--- Start Dataset ---

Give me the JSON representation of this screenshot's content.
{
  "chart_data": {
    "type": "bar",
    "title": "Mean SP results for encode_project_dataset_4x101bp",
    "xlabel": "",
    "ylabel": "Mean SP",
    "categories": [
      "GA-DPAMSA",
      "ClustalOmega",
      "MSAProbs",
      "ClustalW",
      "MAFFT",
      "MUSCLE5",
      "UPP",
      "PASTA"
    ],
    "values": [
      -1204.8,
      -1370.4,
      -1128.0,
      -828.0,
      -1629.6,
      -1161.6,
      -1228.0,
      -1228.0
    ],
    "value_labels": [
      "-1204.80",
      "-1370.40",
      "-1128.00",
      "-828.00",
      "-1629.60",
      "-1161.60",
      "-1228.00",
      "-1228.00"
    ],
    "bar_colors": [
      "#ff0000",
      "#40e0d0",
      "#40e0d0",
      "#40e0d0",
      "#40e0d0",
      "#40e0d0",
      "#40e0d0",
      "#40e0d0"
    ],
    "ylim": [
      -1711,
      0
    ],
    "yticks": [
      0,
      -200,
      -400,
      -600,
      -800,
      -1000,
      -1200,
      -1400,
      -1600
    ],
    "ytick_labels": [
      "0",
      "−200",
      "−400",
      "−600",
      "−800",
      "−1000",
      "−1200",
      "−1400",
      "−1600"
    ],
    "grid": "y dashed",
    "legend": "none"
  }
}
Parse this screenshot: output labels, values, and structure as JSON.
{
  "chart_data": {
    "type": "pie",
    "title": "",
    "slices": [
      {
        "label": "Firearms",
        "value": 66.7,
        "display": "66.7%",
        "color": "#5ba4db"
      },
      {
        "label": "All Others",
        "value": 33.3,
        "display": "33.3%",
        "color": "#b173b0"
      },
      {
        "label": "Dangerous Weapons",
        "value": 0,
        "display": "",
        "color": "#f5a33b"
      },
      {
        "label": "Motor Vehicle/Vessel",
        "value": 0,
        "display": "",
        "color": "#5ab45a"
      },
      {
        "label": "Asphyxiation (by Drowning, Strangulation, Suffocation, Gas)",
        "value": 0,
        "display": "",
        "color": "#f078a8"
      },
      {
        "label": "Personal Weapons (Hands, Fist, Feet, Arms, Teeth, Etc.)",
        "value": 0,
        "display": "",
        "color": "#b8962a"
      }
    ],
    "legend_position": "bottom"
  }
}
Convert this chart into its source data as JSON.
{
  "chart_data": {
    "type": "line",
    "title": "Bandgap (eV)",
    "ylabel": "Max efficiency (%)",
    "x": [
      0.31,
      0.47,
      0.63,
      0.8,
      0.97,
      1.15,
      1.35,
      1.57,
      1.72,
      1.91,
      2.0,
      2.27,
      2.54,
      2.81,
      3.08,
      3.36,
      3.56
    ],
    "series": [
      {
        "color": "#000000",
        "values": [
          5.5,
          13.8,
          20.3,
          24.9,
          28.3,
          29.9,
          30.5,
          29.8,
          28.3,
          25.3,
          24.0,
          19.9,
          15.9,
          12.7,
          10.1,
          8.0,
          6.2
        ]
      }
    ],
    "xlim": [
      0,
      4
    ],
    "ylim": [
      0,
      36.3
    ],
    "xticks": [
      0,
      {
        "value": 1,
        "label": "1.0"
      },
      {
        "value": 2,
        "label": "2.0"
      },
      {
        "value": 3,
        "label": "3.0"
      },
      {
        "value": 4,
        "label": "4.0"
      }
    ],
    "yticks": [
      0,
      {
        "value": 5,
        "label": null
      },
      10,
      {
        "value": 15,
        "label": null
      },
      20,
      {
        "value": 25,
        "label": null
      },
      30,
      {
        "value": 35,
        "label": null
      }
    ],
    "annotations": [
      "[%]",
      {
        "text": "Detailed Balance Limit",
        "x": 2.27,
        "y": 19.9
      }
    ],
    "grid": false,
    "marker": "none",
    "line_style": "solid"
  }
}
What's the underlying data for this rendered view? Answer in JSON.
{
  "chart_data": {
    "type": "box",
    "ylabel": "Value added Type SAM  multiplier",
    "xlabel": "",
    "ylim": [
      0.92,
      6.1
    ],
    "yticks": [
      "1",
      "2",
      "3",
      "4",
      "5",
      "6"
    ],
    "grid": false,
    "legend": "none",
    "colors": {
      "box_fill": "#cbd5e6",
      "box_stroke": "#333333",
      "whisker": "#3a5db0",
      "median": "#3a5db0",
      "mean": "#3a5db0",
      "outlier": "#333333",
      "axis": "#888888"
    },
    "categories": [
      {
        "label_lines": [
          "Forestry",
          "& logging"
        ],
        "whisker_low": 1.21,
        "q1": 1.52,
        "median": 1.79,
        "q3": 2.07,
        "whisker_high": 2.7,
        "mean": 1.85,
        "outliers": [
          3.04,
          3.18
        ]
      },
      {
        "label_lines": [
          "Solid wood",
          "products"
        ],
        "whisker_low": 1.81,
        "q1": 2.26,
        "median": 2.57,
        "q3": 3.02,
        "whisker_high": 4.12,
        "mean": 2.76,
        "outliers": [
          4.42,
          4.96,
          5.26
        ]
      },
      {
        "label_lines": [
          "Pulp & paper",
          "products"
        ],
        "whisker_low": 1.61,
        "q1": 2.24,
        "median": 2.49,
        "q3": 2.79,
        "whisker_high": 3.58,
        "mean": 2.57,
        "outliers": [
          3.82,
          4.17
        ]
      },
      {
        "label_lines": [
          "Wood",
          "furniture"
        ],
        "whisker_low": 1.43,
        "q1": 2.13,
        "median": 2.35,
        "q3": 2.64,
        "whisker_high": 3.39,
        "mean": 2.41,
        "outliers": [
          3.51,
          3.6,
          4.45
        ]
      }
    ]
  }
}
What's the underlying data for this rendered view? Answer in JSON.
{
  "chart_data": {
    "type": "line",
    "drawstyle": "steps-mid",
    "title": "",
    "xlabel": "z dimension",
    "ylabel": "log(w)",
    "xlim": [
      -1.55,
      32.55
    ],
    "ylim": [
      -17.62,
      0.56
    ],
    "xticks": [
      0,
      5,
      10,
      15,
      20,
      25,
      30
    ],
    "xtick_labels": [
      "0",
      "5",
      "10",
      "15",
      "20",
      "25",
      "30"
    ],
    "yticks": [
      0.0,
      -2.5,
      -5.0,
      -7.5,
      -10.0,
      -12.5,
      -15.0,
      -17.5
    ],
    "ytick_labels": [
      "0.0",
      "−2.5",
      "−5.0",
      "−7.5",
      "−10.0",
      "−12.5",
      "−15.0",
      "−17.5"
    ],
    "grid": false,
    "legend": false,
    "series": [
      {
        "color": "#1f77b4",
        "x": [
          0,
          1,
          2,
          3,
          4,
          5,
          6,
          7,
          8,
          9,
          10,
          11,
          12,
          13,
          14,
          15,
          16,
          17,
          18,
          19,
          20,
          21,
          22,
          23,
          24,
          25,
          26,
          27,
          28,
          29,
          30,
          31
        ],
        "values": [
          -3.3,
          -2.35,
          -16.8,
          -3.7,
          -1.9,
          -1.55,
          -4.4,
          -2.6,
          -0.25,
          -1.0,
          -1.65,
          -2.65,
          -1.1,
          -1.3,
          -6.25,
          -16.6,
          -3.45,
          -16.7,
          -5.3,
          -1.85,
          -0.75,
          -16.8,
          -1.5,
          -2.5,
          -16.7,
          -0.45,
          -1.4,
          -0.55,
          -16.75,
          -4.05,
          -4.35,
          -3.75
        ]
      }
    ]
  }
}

--- End Dataset ---

Set task: Provide only the number of lines in the entries that hold the word "title".

Exercise answer: 4